Exercise objective: Your answer should be a single number: the count of lines holding the word "screenshot".

Input material:
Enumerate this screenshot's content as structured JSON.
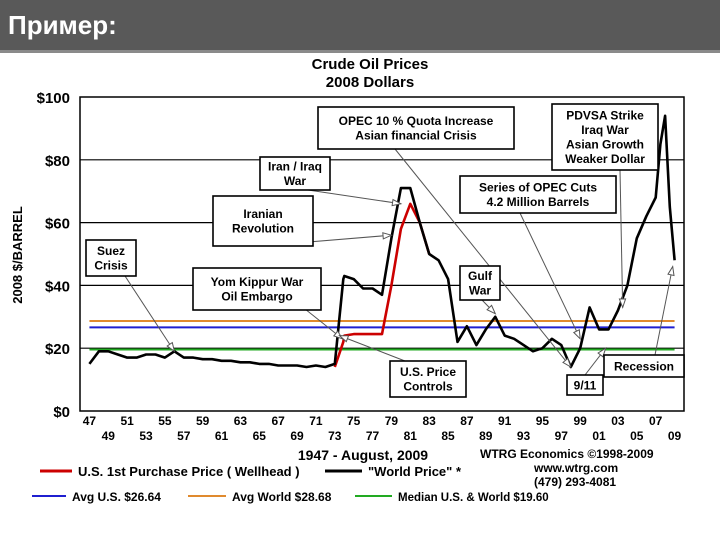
{
  "slide": {
    "title": "Пример:"
  },
  "colors": {
    "header_bg": "#595959",
    "world": "#000000",
    "us": "#cc0000",
    "avg_us": "#1f1fd0",
    "avg_world": "#e08a2e",
    "median": "#22aa22"
  },
  "chart_data": {
    "type": "line",
    "title": "Crude Oil Prices",
    "subtitle": "2008 Dollars",
    "ylabel": "2008 $/BARREL",
    "xlabel": "1947 - August, 2009",
    "ylim": [
      0,
      100
    ],
    "xlim": [
      1946,
      2010
    ],
    "y_ticks": [
      "$0",
      "$20",
      "$40",
      "$60",
      "$80",
      "$100"
    ],
    "x_ticks_top": [
      "47",
      "51",
      "55",
      "59",
      "63",
      "67",
      "71",
      "75",
      "79",
      "83",
      "87",
      "91",
      "95",
      "99",
      "03",
      "07"
    ],
    "x_ticks_bottom": [
      "49",
      "53",
      "57",
      "61",
      "65",
      "69",
      "73",
      "77",
      "81",
      "85",
      "89",
      "93",
      "97",
      "01",
      "05",
      "09"
    ],
    "series": [
      {
        "name": "\"World Price\" *",
        "color": "#000000",
        "x": [
          1947,
          1948,
          1949,
          1950,
          1951,
          1952,
          1953,
          1954,
          1955,
          1956,
          1957,
          1958,
          1959,
          1960,
          1961,
          1962,
          1963,
          1964,
          1965,
          1966,
          1967,
          1968,
          1969,
          1970,
          1971,
          1972,
          1973,
          1973.9,
          1974,
          1975,
          1976,
          1977,
          1978,
          1979,
          1980,
          1981,
          1982,
          1983,
          1984,
          1985,
          1986,
          1987,
          1988,
          1989,
          1990,
          1991,
          1992,
          1993,
          1994,
          1995,
          1996,
          1997,
          1998,
          1999,
          2000,
          2001,
          2002,
          2003,
          2004,
          2005,
          2006,
          2007,
          2007.5,
          2008,
          2008.5,
          2009
        ],
        "values": [
          15,
          19,
          19,
          18,
          17,
          17,
          18,
          18,
          17,
          19,
          17,
          17,
          16.5,
          16.5,
          16,
          16,
          15.5,
          15.5,
          15,
          15,
          14.5,
          14.5,
          14.5,
          14,
          14.5,
          14,
          15,
          42,
          43,
          42,
          39,
          39,
          37,
          55,
          71,
          71,
          60,
          50,
          48,
          42,
          22,
          27,
          21,
          26,
          30,
          24,
          23,
          21,
          19,
          20,
          23,
          21,
          14,
          20,
          33,
          26,
          26,
          32,
          40,
          55,
          62,
          68,
          85,
          94,
          65,
          48
        ]
      },
      {
        "name": "U.S. 1st Purchase Price ( Wellhead )",
        "color": "#cc0000",
        "x": [
          1973,
          1973.9,
          1974,
          1975,
          1976,
          1977,
          1978,
          1979,
          1980,
          1981,
          1982,
          1983
        ],
        "values": [
          14,
          22,
          24,
          24.5,
          24.5,
          24.5,
          24.5,
          40,
          58,
          66,
          60,
          50
        ]
      }
    ],
    "reference_lines": [
      {
        "name": "Avg U.S. $26.64",
        "value": 26.64,
        "color": "#1f1fd0"
      },
      {
        "name": "Avg World $28.68",
        "value": 28.68,
        "color": "#e08a2e"
      },
      {
        "name": "Median U.S. & World $19.60",
        "value": 19.6,
        "color": "#22aa22"
      }
    ],
    "annotations": [
      {
        "lines": [
          "Suez",
          "Crisis"
        ],
        "target": [
          1956,
          19
        ]
      },
      {
        "lines": [
          "Iranian",
          "Revolution"
        ],
        "target": [
          1979,
          56
        ]
      },
      {
        "lines": [
          "Iran / Iraq",
          "War"
        ],
        "target": [
          1980,
          66
        ]
      },
      {
        "lines": [
          "Yom Kippur War",
          "Oil Embargo"
        ],
        "target": [
          1973.8,
          23
        ]
      },
      {
        "lines": [
          "OPEC 10 % Quota Increase",
          "Asian financial Crisis"
        ],
        "target": [
          1998,
          14
        ]
      },
      {
        "lines": [
          "PDVSA Strike",
          "Iraq War",
          "Asian Growth",
          "Weaker Dollar"
        ],
        "target": [
          2003.5,
          33
        ]
      },
      {
        "lines": [
          "Series of OPEC Cuts",
          "4.2 Million Barrels"
        ],
        "target": [
          1999,
          23
        ]
      },
      {
        "lines": [
          "Gulf",
          "War"
        ],
        "target": [
          1990,
          31
        ]
      },
      {
        "lines": [
          "U.S. Price",
          "Controls"
        ],
        "target": [
          1973.5,
          24
        ]
      },
      {
        "lines": [
          "9/11"
        ],
        "target": [
          2001.7,
          20
        ]
      },
      {
        "lines": [
          "Recession"
        ],
        "target": [
          2008.8,
          46
        ]
      }
    ],
    "credits": [
      "WTRG Economics  ©1998-2009",
      "www.wtrg.com",
      "(479) 293-4081"
    ]
  }
}
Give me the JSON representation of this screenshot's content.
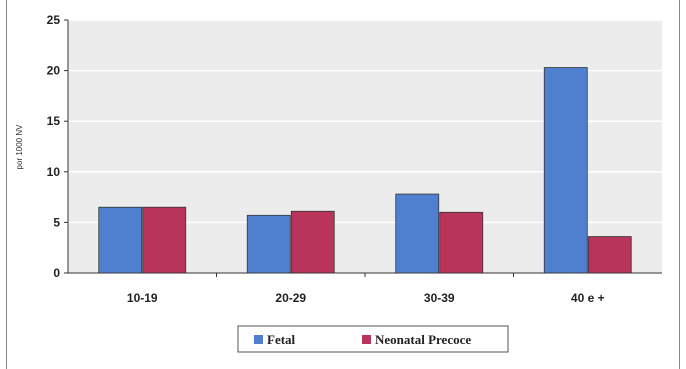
{
  "chart_data": {
    "type": "bar",
    "title": "",
    "xlabel": "",
    "ylabel": "por 1000 NV",
    "ylim": [
      0,
      25
    ],
    "yticks": [
      0,
      5,
      10,
      15,
      20,
      25
    ],
    "grid": true,
    "legend_position": "bottom",
    "categories": [
      "10-19",
      "20-29",
      "30-39",
      "40 e +"
    ],
    "series": [
      {
        "name": "Fetal",
        "values": [
          6.5,
          5.7,
          7.8,
          20.3
        ],
        "color": "#4f7fcf"
      },
      {
        "name": "Neonatal Precoce",
        "values": [
          6.5,
          6.1,
          6.0,
          3.6
        ],
        "color": "#b8345a"
      }
    ]
  },
  "colors": {
    "plot_background": "#ececec",
    "gridline": "#ffffff"
  }
}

Exercise response: 2